TO BE DONE:
Of all the lines in the material, how many contain the word "kadhaa"? State the number alone.
※ ※ ※
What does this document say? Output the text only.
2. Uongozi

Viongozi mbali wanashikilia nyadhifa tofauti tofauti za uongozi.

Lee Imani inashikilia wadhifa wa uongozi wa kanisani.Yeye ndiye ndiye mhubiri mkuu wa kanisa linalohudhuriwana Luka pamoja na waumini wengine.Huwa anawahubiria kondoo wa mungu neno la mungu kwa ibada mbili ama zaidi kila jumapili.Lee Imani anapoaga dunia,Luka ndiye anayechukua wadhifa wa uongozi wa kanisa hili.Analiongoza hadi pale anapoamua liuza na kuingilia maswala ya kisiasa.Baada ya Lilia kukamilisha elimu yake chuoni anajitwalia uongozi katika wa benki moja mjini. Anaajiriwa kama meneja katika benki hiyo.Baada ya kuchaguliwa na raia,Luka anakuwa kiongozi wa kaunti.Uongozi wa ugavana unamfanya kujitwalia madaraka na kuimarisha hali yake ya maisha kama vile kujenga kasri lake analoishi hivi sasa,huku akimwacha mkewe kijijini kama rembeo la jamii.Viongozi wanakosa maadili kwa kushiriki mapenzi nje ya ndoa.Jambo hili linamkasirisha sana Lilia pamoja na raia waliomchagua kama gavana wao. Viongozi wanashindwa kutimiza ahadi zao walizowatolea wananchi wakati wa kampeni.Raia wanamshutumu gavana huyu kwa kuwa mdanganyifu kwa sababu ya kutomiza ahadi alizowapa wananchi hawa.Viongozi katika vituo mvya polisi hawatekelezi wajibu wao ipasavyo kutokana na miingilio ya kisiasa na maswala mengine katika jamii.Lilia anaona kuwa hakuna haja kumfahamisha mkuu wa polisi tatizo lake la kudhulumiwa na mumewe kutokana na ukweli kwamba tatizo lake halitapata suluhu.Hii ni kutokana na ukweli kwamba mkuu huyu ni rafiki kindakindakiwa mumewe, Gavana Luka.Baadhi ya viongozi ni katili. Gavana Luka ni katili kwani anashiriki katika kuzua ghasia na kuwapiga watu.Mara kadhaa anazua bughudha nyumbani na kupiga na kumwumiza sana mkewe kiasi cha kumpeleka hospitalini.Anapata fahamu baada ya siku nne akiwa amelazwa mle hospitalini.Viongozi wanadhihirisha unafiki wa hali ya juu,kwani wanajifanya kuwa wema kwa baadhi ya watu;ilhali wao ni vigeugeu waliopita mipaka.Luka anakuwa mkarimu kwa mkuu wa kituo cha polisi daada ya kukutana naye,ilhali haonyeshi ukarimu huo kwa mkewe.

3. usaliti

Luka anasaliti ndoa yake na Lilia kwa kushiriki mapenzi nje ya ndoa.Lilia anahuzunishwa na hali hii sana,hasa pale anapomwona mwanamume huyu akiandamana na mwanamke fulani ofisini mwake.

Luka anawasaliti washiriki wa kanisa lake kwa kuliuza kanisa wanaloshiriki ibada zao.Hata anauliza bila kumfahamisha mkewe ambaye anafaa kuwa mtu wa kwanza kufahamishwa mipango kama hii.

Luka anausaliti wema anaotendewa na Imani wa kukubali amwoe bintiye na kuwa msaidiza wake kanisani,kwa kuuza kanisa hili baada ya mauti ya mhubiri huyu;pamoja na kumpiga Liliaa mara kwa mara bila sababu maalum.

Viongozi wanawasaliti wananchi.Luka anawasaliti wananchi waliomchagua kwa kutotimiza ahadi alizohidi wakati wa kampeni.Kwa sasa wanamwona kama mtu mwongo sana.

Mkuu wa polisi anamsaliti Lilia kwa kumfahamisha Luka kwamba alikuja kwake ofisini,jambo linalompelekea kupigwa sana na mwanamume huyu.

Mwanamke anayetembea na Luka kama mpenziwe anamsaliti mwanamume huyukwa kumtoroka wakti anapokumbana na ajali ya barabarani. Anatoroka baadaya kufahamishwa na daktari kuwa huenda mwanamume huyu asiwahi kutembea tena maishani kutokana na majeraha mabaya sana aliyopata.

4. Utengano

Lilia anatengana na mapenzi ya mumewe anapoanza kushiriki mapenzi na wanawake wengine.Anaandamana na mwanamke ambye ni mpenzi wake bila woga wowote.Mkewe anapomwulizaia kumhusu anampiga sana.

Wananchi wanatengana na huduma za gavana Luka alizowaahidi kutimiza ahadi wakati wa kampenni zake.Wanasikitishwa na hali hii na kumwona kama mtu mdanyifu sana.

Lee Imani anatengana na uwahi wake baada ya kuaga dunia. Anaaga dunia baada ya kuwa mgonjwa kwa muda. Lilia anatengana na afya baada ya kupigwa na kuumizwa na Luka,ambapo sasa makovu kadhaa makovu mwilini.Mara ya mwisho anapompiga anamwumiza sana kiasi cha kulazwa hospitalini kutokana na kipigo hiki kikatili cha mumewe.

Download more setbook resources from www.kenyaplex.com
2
※ ※ ※
ANSWER FOR THIS EXERCISE:
2